▶ **To do**
a: According to the abstracts, how many trials of the direction discrimination task did the stroke patients perform each day?
b: Reproduce the part of the abstracts that opens with the words containing "Barry Lee, SUNY" and closes with "mechanisms processing motion.".

▶ **Excerpt**

Barry Lee, SUNY College of Optometry
We are concerned with the nature and precision of motion signals emanating from retinal ganglion cells. It turns out that the signals of the transient, magnocellular (MC) pathway are spatially accurate even at low drift rates, both for discrete targets and gratings. MC cell behavior matches quite closely psychophysical performance on vernier tasks with moving targets. However, there are some interesting differences, and we attempt to use this information to help constrain central processing mechanisms. Finally, results with grating targets containing both luminance and chromatic contrast throw further light on the nature of spatial mechanisms processing motion.
Krystel Huxlin, University of Rochester
Damage to the adult visual cortex causes largely permanent visual impairment. However, our recent behavioral and anatomical studies in cats demonstrate that recovery of visual motion perception is possible following cortical lesions when intensive but localized visual re-training is administered to the impaired visual field. Motion perception is critical for navigating and interacting with the environment, and is affected by damage at different levels of the visual system. To assess whether improvements in visual motion perception could be elicited in adult humans with primary visual cortical damage, three patients were recruited one year after a stroke that induced homonymous visual field defects. They were taught to self-administer a two-alternative, forced-choice, global direction discrimination task within their blind fields. On a daily basis, they performed 300 trials of this task using random-dot stimuli that are optimally processed in higher-level visual areas such as the MT/MST complex, which was intact in these patients. Slow but significant recovery of global motion perception was observed over 2-3 months. Recovery was highly specific to the visual field location(s) retrained and was paralleled by increasing conscious perception of the visual stimulus. Patients also demonstrated improved ability to detect and track moving objects in a realistic virtual environment. Thus, direction discrimination retraining with dynamic random dot stimuli improves perceptual motion thresholds and the usage of visual motion information in naturalistic environments after permanent visual cortical damage in adulthood.
Christof Koch, California Institute of Technology
The ability to record the simultaneous spiking activity of many neurons in behaving subjects, combined with the large scale coverage possible with functional brain imaging, has enabled neurobiologists to begin to study the neuronal basis of subjective, conscious experience. In this context, Francis Crick and I advocate characterizing the neuronal correlates of consciousness (NCC). I will outline a two-pronged research program to discover the NCC that our laboratory is pioneering: the study of visual consciousness in humans using psychophysics, fMRI and multi-electrode single neuron recordings and the study of contingency awareness in mice using aversive Pavlovian conditioning.

▶ **Extracted data**
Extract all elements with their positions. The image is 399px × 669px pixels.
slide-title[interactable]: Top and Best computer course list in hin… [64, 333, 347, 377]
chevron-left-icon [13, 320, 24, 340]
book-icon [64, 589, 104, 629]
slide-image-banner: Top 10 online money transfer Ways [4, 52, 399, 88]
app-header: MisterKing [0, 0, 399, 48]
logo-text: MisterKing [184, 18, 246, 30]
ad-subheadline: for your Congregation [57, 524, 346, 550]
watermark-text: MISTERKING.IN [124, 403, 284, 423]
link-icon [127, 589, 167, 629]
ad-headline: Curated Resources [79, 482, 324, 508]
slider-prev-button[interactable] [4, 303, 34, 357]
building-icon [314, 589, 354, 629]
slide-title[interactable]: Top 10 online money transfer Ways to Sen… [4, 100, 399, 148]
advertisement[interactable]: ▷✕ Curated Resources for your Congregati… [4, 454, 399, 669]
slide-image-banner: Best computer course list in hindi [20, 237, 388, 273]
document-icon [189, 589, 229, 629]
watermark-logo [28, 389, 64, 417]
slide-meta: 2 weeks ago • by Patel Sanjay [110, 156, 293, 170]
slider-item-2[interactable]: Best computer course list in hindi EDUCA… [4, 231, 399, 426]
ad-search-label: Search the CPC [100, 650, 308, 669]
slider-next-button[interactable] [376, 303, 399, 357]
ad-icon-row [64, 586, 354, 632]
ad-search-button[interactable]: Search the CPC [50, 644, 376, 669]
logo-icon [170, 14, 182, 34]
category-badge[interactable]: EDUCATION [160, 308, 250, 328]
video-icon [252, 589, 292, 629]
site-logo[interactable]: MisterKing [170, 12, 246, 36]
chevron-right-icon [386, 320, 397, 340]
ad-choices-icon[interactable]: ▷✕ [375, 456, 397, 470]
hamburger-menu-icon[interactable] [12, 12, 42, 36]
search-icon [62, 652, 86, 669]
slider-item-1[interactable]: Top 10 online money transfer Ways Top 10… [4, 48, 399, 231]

▶ **Expected responses**
a: 300 trials

b:
Barry Lee, SUNY College of Optometry
We are concerned with the nature and precision of motion signals emanating from retinal ganglion cells. It turns out that the signals of the transient, magnocellular (MC) pathway are spatially accurate even at low drift rates, both for discrete targets and gratings. MC cell behavior matches quite closely psychophysical performance on vernier tasks with moving targets. However, there are some interesting differences, and we attempt to use this information to help constrain central processing mechanisms. Finally, results with grating targets containing both luminance and chromatic contrast throw further light on the nature of spatial mechanisms processing motion.